──────── PROVIDED RECORDS ────────
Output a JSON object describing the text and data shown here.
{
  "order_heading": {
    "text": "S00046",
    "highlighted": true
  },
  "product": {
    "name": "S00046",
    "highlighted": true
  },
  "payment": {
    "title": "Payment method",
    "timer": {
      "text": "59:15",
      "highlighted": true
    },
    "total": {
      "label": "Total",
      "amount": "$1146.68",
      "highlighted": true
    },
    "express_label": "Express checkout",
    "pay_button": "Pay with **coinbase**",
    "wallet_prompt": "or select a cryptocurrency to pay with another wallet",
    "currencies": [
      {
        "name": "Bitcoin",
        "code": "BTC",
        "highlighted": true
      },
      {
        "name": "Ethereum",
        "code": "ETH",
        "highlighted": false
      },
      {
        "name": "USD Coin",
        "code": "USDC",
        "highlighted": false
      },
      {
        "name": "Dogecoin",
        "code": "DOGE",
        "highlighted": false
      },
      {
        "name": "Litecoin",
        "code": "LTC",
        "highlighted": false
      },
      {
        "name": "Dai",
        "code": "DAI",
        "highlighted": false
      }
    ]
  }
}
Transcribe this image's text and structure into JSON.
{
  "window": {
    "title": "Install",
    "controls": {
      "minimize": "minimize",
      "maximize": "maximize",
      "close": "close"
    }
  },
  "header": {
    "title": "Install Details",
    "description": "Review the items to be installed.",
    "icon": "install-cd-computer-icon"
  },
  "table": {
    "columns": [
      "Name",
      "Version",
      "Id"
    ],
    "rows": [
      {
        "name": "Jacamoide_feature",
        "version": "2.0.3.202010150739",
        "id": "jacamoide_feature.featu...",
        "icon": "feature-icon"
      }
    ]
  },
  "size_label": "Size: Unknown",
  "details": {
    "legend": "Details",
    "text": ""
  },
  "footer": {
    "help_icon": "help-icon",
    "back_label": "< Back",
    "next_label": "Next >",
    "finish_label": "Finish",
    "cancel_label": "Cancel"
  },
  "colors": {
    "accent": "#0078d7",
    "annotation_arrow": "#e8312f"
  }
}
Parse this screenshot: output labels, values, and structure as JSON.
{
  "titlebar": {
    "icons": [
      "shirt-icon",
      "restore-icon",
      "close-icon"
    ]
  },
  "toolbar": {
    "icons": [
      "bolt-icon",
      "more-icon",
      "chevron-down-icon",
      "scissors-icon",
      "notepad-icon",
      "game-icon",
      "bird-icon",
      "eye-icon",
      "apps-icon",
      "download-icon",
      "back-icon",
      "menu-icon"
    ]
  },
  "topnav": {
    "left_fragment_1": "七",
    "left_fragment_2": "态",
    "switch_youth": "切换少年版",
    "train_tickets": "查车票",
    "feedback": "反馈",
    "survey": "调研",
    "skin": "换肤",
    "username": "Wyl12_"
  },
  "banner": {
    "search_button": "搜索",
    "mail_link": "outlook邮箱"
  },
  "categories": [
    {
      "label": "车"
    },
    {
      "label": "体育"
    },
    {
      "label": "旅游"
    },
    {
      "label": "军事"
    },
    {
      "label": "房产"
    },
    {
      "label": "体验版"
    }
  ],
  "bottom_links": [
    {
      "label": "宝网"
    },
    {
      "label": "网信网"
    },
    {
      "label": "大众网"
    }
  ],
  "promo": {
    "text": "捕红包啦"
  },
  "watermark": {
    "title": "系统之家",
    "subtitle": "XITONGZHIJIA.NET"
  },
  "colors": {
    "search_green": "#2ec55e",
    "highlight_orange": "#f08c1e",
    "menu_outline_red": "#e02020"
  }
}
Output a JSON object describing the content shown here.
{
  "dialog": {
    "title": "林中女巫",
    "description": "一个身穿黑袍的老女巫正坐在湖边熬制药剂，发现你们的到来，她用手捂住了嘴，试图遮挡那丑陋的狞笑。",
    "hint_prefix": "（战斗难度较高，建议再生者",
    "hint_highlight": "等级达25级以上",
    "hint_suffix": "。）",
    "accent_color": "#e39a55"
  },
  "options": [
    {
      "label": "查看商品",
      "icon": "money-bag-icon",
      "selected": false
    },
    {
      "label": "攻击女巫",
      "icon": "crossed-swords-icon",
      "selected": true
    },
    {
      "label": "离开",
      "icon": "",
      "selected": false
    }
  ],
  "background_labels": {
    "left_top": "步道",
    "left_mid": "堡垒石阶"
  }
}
────────
SHORT PROBLEM:
Using the listing above, pick out each line that contains the word "JSON", then copy it.

COMPLETE ANSWER:
Output a JSON object describing the text and data shown here.
Transcribe this image's text and structure into JSON.
Parse this screenshot: output labels, values, and structure as JSON.
Output a JSON object describing the content shown here.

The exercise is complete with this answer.